▶ _Task to carry out_: Give, as a bare number, the count of lines that contain the word "JSON".

──────────

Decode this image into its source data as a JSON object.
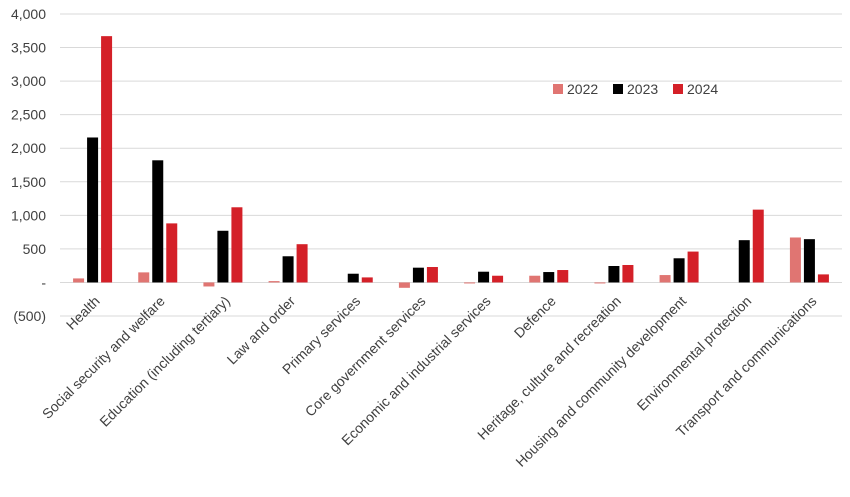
{
  "chart_data": {
    "type": "bar",
    "title": "",
    "xlabel": "",
    "ylabel": "",
    "ylim": [
      -500,
      4000
    ],
    "yticks": [
      {
        "value": -500,
        "label": "(500)"
      },
      {
        "value": 0,
        "label": "-"
      },
      {
        "value": 500,
        "label": "500"
      },
      {
        "value": 1000,
        "label": "1,000"
      },
      {
        "value": 1500,
        "label": "1,500"
      },
      {
        "value": 2000,
        "label": "2,000"
      },
      {
        "value": 2500,
        "label": "2,500"
      },
      {
        "value": 3000,
        "label": "3,000"
      },
      {
        "value": 3500,
        "label": "3,500"
      },
      {
        "value": 4000,
        "label": "4,000"
      }
    ],
    "grid": true,
    "legend_position": "upper-right inside plot",
    "categories": [
      "Health",
      "Social security and welfare",
      "Education (including tertiary)",
      "Law and order",
      "Primary services",
      "Core government services",
      "Economic and industrial services",
      "Defence",
      "Heritage, culture and recreation",
      "Housing and community development",
      "Environmental protection",
      "Transport and communications"
    ],
    "series": [
      {
        "name": "2022",
        "color": "#e07572",
        "values": [
          60,
          150,
          -60,
          20,
          0,
          -80,
          -15,
          100,
          -15,
          110,
          0,
          670
        ]
      },
      {
        "name": "2023",
        "color": "#000000",
        "values": [
          2160,
          1820,
          770,
          390,
          130,
          220,
          160,
          155,
          245,
          360,
          630,
          645
        ]
      },
      {
        "name": "2024",
        "color": "#d42028",
        "values": [
          3670,
          880,
          1120,
          570,
          75,
          230,
          100,
          185,
          260,
          460,
          1085,
          120
        ]
      }
    ]
  }
}
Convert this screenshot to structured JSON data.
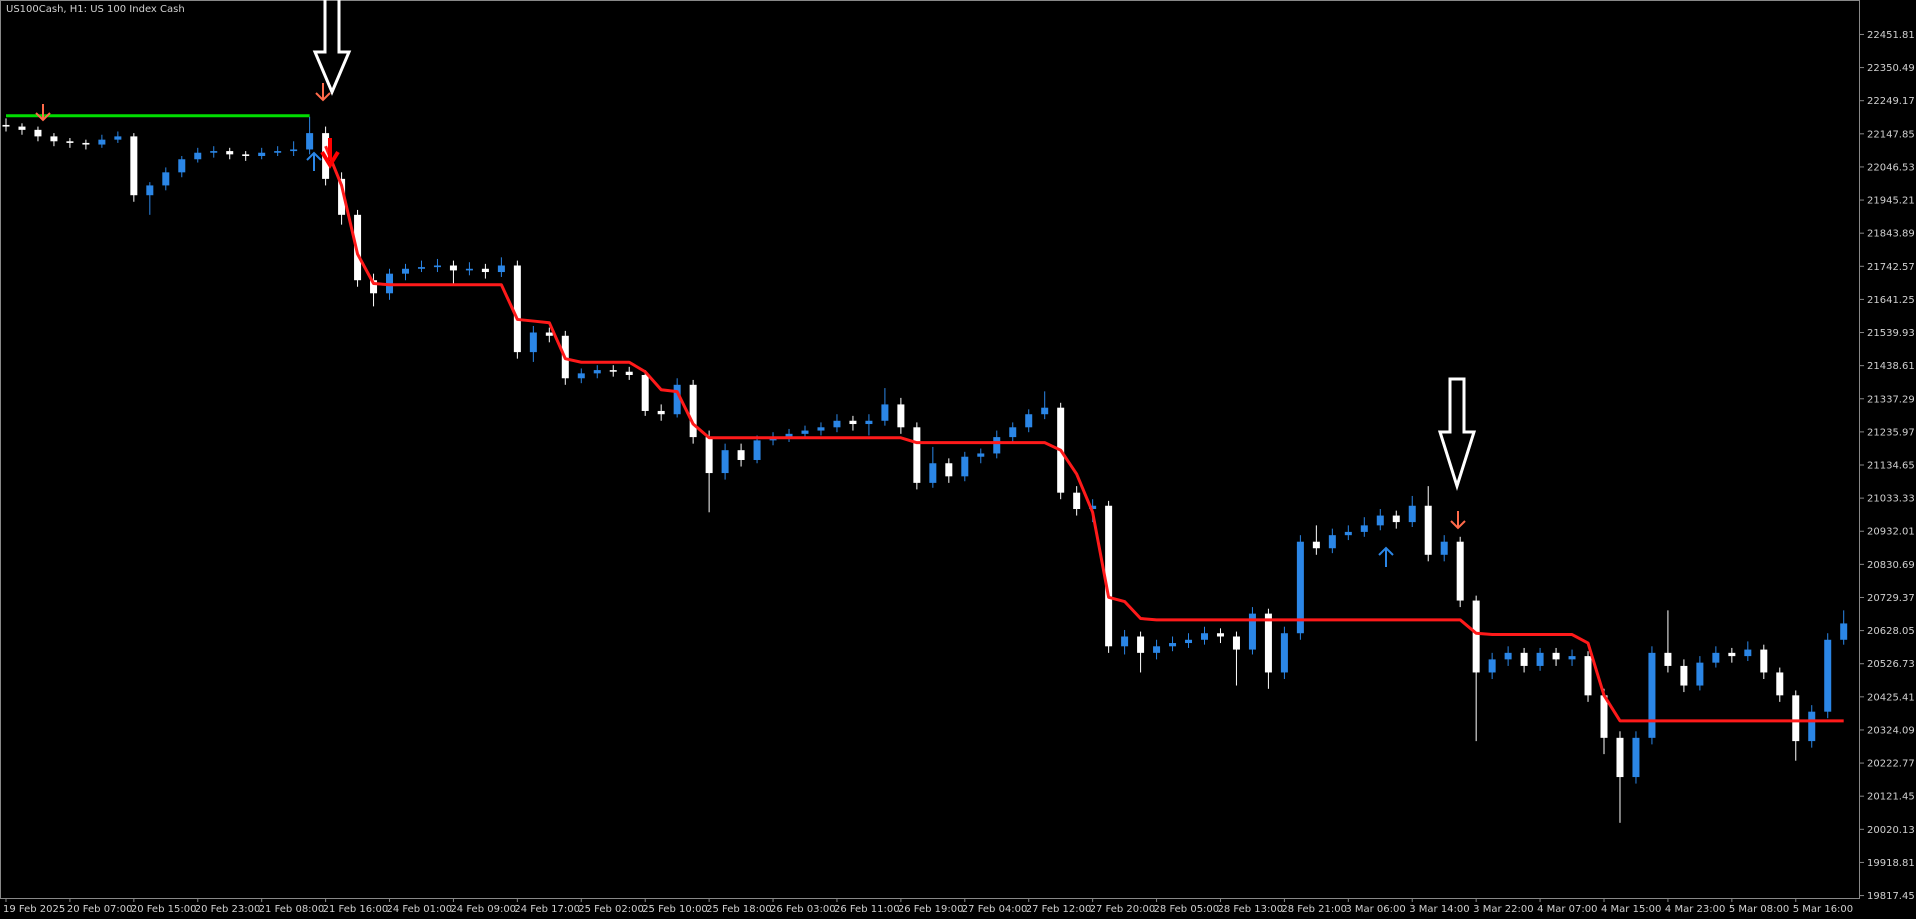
{
  "chart_data": {
    "type": "candlestick",
    "title": "US100Cash, H1:  US 100 Index Cash",
    "ylim": [
      19810,
      22545
    ],
    "yticks": [
      22451.81,
      22350.49,
      22249.17,
      22147.85,
      22046.53,
      21945.21,
      21843.89,
      21742.57,
      21641.25,
      21539.93,
      21438.61,
      21337.29,
      21235.97,
      21134.65,
      21033.33,
      20932.01,
      20830.69,
      20729.37,
      20628.05,
      20526.73,
      20425.41,
      20324.09,
      20222.77,
      20121.45,
      20020.13,
      19918.81,
      19817.45
    ],
    "x_labels": [
      "19 Feb 2025",
      "20 Feb 07:00",
      "20 Feb 15:00",
      "20 Feb 23:00",
      "21 Feb 08:00",
      "21 Feb 16:00",
      "24 Feb 01:00",
      "24 Feb 09:00",
      "24 Feb 17:00",
      "25 Feb 02:00",
      "25 Feb 10:00",
      "25 Feb 18:00",
      "26 Feb 03:00",
      "26 Feb 11:00",
      "26 Feb 19:00",
      "27 Feb 04:00",
      "27 Feb 12:00",
      "27 Feb 20:00",
      "28 Feb 05:00",
      "28 Feb 13:00",
      "28 Feb 21:00",
      "3 Mar 06:00",
      "3 Mar 14:00",
      "3 Mar 22:00",
      "4 Mar 07:00",
      "4 Mar 15:00",
      "4 Mar 23:00",
      "5 Mar 08:00",
      "5 Mar 16:00"
    ],
    "up_color": "#2b86e6",
    "down_color": "#ffffff",
    "candles": [
      [
        22175,
        22195,
        22155,
        22170
      ],
      [
        22170,
        22180,
        22145,
        22160
      ],
      [
        22160,
        22170,
        22125,
        22140
      ],
      [
        22140,
        22150,
        22110,
        22125
      ],
      [
        22125,
        22135,
        22105,
        22120
      ],
      [
        22120,
        22130,
        22100,
        22115
      ],
      [
        22115,
        22145,
        22105,
        22130
      ],
      [
        22130,
        22155,
        22120,
        22140
      ],
      [
        22140,
        22150,
        21940,
        21960
      ],
      [
        21960,
        22000,
        21900,
        21990
      ],
      [
        21990,
        22045,
        21975,
        22030
      ],
      [
        22030,
        22080,
        22015,
        22070
      ],
      [
        22070,
        22105,
        22060,
        22090
      ],
      [
        22090,
        22110,
        22075,
        22095
      ],
      [
        22095,
        22105,
        22070,
        22085
      ],
      [
        22085,
        22095,
        22065,
        22080
      ],
      [
        22080,
        22105,
        22070,
        22090
      ],
      [
        22090,
        22110,
        22080,
        22095
      ],
      [
        22095,
        22125,
        22080,
        22100
      ],
      [
        22100,
        22200,
        22085,
        22150
      ],
      [
        22150,
        22170,
        21990,
        22010
      ],
      [
        22010,
        22030,
        21870,
        21900
      ],
      [
        21900,
        21915,
        21680,
        21700
      ],
      [
        21700,
        21720,
        21620,
        21660
      ],
      [
        21660,
        21735,
        21640,
        21720
      ],
      [
        21720,
        21750,
        21700,
        21735
      ],
      [
        21735,
        21760,
        21725,
        21740
      ],
      [
        21740,
        21765,
        21725,
        21745
      ],
      [
        21745,
        21760,
        21690,
        21730
      ],
      [
        21730,
        21755,
        21715,
        21735
      ],
      [
        21735,
        21750,
        21705,
        21725
      ],
      [
        21725,
        21770,
        21710,
        21745
      ],
      [
        21745,
        21760,
        21460,
        21480
      ],
      [
        21480,
        21560,
        21450,
        21540
      ],
      [
        21540,
        21555,
        21510,
        21530
      ],
      [
        21530,
        21545,
        21380,
        21400
      ],
      [
        21400,
        21430,
        21385,
        21415
      ],
      [
        21415,
        21440,
        21400,
        21425
      ],
      [
        21425,
        21440,
        21405,
        21420
      ],
      [
        21420,
        21435,
        21395,
        21410
      ],
      [
        21410,
        21425,
        21285,
        21300
      ],
      [
        21300,
        21320,
        21270,
        21290
      ],
      [
        21290,
        21400,
        21280,
        21380
      ],
      [
        21380,
        21395,
        21200,
        21220
      ],
      [
        21220,
        21240,
        20990,
        21110
      ],
      [
        21110,
        21200,
        21090,
        21180
      ],
      [
        21180,
        21200,
        21130,
        21150
      ],
      [
        21150,
        21225,
        21140,
        21210
      ],
      [
        21210,
        21235,
        21195,
        21220
      ],
      [
        21220,
        21245,
        21205,
        21230
      ],
      [
        21230,
        21255,
        21215,
        21240
      ],
      [
        21240,
        21265,
        21225,
        21250
      ],
      [
        21250,
        21290,
        21235,
        21270
      ],
      [
        21270,
        21285,
        21240,
        21260
      ],
      [
        21260,
        21290,
        21225,
        21270
      ],
      [
        21270,
        21370,
        21255,
        21320
      ],
      [
        21320,
        21340,
        21230,
        21250
      ],
      [
        21250,
        21265,
        21060,
        21080
      ],
      [
        21080,
        21190,
        21065,
        21140
      ],
      [
        21140,
        21155,
        21080,
        21100
      ],
      [
        21100,
        21175,
        21085,
        21160
      ],
      [
        21160,
        21185,
        21140,
        21170
      ],
      [
        21170,
        21240,
        21155,
        21220
      ],
      [
        21220,
        21265,
        21205,
        21250
      ],
      [
        21250,
        21305,
        21235,
        21290
      ],
      [
        21290,
        21360,
        21275,
        21310
      ],
      [
        21310,
        21325,
        21030,
        21050
      ],
      [
        21050,
        21070,
        20980,
        21000
      ],
      [
        21000,
        21030,
        20960,
        21010
      ],
      [
        21010,
        21025,
        20560,
        20580
      ],
      [
        20580,
        20630,
        20555,
        20610
      ],
      [
        20610,
        20625,
        20500,
        20560
      ],
      [
        20560,
        20600,
        20540,
        20580
      ],
      [
        20580,
        20610,
        20565,
        20590
      ],
      [
        20590,
        20620,
        20575,
        20600
      ],
      [
        20600,
        20640,
        20585,
        20620
      ],
      [
        20620,
        20635,
        20590,
        20610
      ],
      [
        20610,
        20625,
        20460,
        20570
      ],
      [
        20570,
        20700,
        20555,
        20680
      ],
      [
        20680,
        20695,
        20450,
        20500
      ],
      [
        20500,
        20640,
        20480,
        20620
      ],
      [
        20620,
        20920,
        20600,
        20900
      ],
      [
        20900,
        20950,
        20860,
        20880
      ],
      [
        20880,
        20940,
        20865,
        20920
      ],
      [
        20920,
        20950,
        20905,
        20930
      ],
      [
        20930,
        20975,
        20915,
        20950
      ],
      [
        20950,
        21000,
        20935,
        20980
      ],
      [
        20980,
        20995,
        20940,
        20960
      ],
      [
        20960,
        21040,
        20945,
        21010
      ],
      [
        21010,
        21070,
        20840,
        20860
      ],
      [
        20860,
        20920,
        20840,
        20900
      ],
      [
        20900,
        20915,
        20700,
        20720
      ],
      [
        20720,
        20735,
        20290,
        20500
      ],
      [
        20500,
        20560,
        20480,
        20540
      ],
      [
        20540,
        20580,
        20520,
        20560
      ],
      [
        20560,
        20575,
        20500,
        20520
      ],
      [
        20520,
        20575,
        20505,
        20560
      ],
      [
        20560,
        20575,
        20520,
        20540
      ],
      [
        20540,
        20570,
        20520,
        20550
      ],
      [
        20550,
        20565,
        20410,
        20430
      ],
      [
        20430,
        20450,
        20250,
        20300
      ],
      [
        20300,
        20320,
        20040,
        20180
      ],
      [
        20180,
        20320,
        20160,
        20300
      ],
      [
        20300,
        20580,
        20280,
        20560
      ],
      [
        20560,
        20690,
        20500,
        20520
      ],
      [
        20520,
        20540,
        20440,
        20460
      ],
      [
        20460,
        20550,
        20445,
        20530
      ],
      [
        20530,
        20580,
        20515,
        20560
      ],
      [
        20560,
        20575,
        20530,
        20550
      ],
      [
        20550,
        20595,
        20535,
        20570
      ],
      [
        20570,
        20585,
        20480,
        20500
      ],
      [
        20500,
        20515,
        20410,
        20430
      ],
      [
        20430,
        20445,
        20230,
        20290
      ],
      [
        20290,
        20400,
        20270,
        20380
      ],
      [
        20380,
        20620,
        20360,
        20600
      ],
      [
        20600,
        20690,
        20585,
        20650
      ]
    ],
    "lines": [
      {
        "color": "#00dd00",
        "values": [
          22203,
          22203,
          22203,
          22203,
          22203,
          22203,
          22203,
          22203,
          22203,
          22203,
          22203,
          22203,
          22203,
          22203,
          22203,
          22203,
          22203,
          22203,
          22203,
          22203,
          null,
          null,
          null,
          null,
          null,
          null,
          null,
          null,
          null,
          null,
          null,
          null,
          null,
          null,
          null,
          null,
          null,
          null,
          null,
          null,
          null,
          null,
          null,
          null,
          null,
          null,
          null,
          null,
          null,
          null,
          null,
          null,
          null,
          null,
          null,
          null,
          null,
          null,
          null,
          null,
          null,
          null,
          null,
          null,
          null,
          null,
          null,
          null,
          null,
          null,
          null,
          null,
          null,
          null,
          null,
          null,
          null,
          null,
          null,
          null,
          null,
          null,
          null,
          null,
          null,
          null,
          null,
          null,
          null,
          null,
          null,
          null,
          null,
          null,
          null,
          null,
          null,
          null,
          null,
          null,
          null,
          null,
          null,
          null,
          null,
          null,
          null,
          null,
          null,
          null,
          null,
          null,
          null,
          null,
          null,
          null
        ]
      },
      {
        "color": "#ff1a1a",
        "values": [
          null,
          null,
          null,
          null,
          null,
          null,
          null,
          null,
          null,
          null,
          null,
          null,
          null,
          null,
          null,
          null,
          null,
          null,
          null,
          null,
          22110,
          21990,
          21780,
          21690,
          21686,
          21686,
          21686,
          21686,
          21686,
          21686,
          21686,
          21686,
          21580,
          21575,
          21570,
          21460,
          21449,
          21449,
          21449,
          21449,
          21420,
          21365,
          21359,
          21260,
          21218,
          21218,
          21218,
          21218,
          21218,
          21218,
          21218,
          21218,
          21218,
          21218,
          21218,
          21218,
          21218,
          21203,
          21203,
          21203,
          21203,
          21203,
          21203,
          21203,
          21203,
          21203,
          21180,
          21107,
          20990,
          20730,
          20717,
          20665,
          20661,
          20661,
          20661,
          20661,
          20661,
          20661,
          20661,
          20661,
          20661,
          20661,
          20661,
          20661,
          20661,
          20661,
          20661,
          20661,
          20661,
          20661,
          20661,
          20661,
          20620,
          20616,
          20616,
          20616,
          20616,
          20616,
          20616,
          20590,
          20430,
          20352,
          20352,
          20352,
          20352,
          20352,
          20352,
          20352,
          20352,
          20352,
          20352,
          20352,
          20352,
          20352,
          20352,
          20352
        ]
      }
    ]
  }
}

──────────

▶ _Answer to this problem_: 2